= Stated goal =
Tell how many lines in these records contain the string "minimum", with only the number as the reply.

= Supplied data =
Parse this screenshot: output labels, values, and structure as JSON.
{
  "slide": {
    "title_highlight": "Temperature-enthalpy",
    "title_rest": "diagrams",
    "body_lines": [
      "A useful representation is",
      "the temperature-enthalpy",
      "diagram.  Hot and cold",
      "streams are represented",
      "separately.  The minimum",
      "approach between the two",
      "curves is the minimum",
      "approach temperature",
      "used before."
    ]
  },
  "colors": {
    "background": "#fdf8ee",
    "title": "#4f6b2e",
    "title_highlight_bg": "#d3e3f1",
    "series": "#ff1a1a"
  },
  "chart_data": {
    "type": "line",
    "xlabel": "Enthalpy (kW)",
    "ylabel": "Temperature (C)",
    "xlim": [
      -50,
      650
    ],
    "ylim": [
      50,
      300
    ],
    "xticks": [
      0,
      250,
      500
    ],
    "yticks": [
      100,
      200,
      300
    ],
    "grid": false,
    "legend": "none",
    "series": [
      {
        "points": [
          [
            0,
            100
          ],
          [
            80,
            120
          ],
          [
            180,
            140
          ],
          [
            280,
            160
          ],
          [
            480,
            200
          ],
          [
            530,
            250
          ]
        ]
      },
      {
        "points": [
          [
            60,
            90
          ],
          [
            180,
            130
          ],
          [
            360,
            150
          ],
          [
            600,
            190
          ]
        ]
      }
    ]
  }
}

= Task result =
2